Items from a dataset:
* * * *

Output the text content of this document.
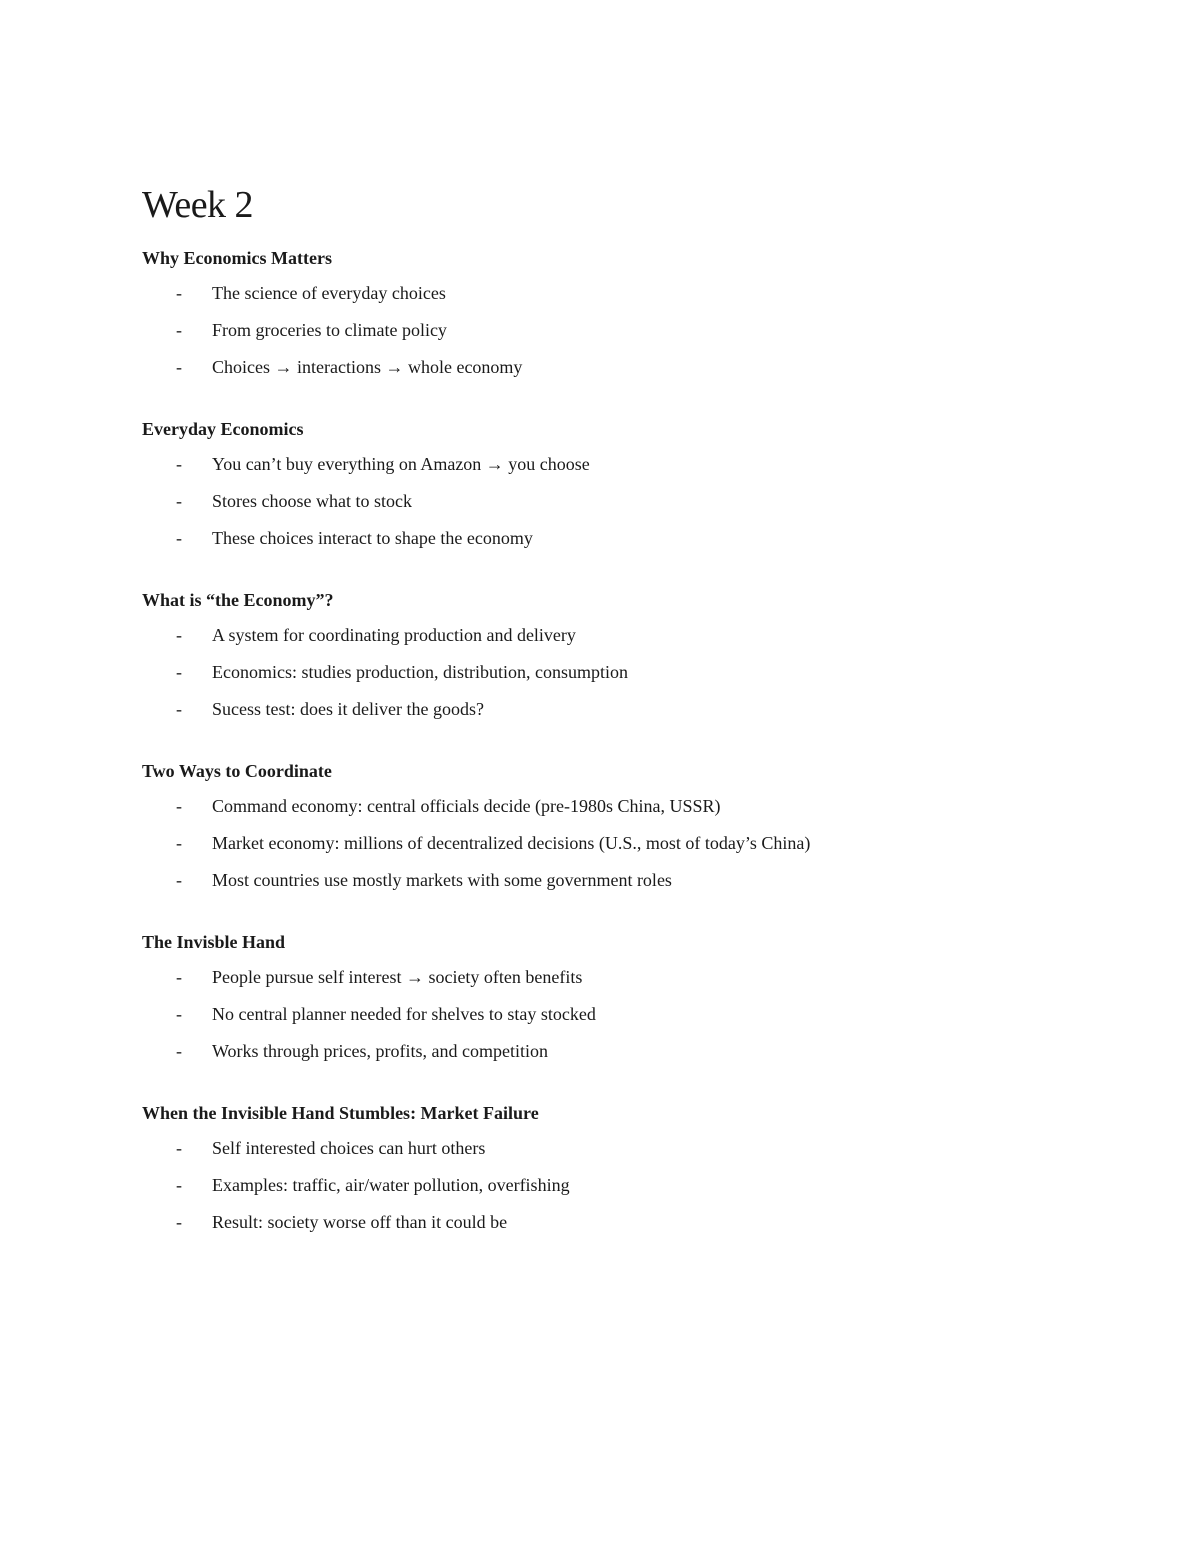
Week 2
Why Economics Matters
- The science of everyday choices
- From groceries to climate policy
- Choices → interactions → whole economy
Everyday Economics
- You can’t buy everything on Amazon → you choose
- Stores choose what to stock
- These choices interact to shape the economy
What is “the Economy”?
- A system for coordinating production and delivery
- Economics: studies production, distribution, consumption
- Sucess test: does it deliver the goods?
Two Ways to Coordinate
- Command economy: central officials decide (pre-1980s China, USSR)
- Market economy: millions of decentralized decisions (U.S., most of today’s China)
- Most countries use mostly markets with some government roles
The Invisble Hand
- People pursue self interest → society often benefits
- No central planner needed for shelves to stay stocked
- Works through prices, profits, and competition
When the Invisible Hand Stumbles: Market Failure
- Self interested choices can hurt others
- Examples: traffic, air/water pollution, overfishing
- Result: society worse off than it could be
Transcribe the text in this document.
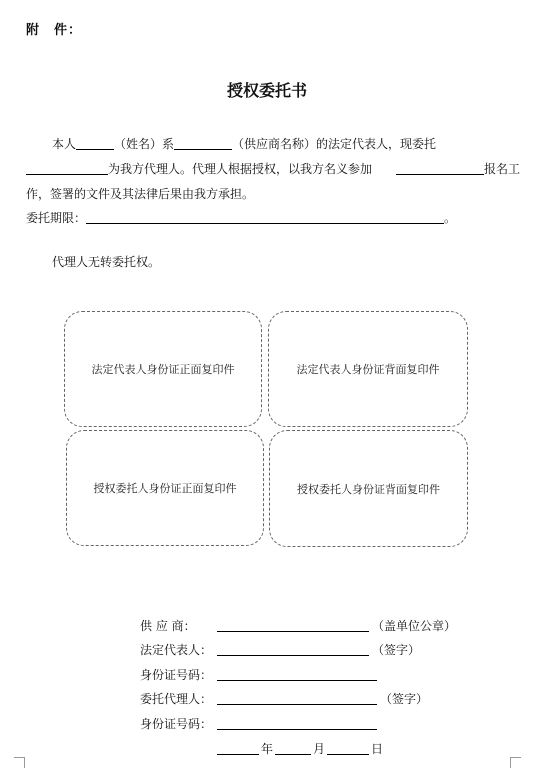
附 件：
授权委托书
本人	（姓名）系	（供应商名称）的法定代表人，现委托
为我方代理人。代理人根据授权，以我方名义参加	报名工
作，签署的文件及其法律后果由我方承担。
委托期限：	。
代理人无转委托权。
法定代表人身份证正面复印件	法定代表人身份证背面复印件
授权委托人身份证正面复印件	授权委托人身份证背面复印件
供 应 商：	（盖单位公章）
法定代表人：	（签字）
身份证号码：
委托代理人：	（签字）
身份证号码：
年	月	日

* * * *

**The request:**
Scan the listing above and copy all lines containing the word "choose".

**Right answer:**
- You can’t buy everything on Amazon → you choose
- Stores choose what to stock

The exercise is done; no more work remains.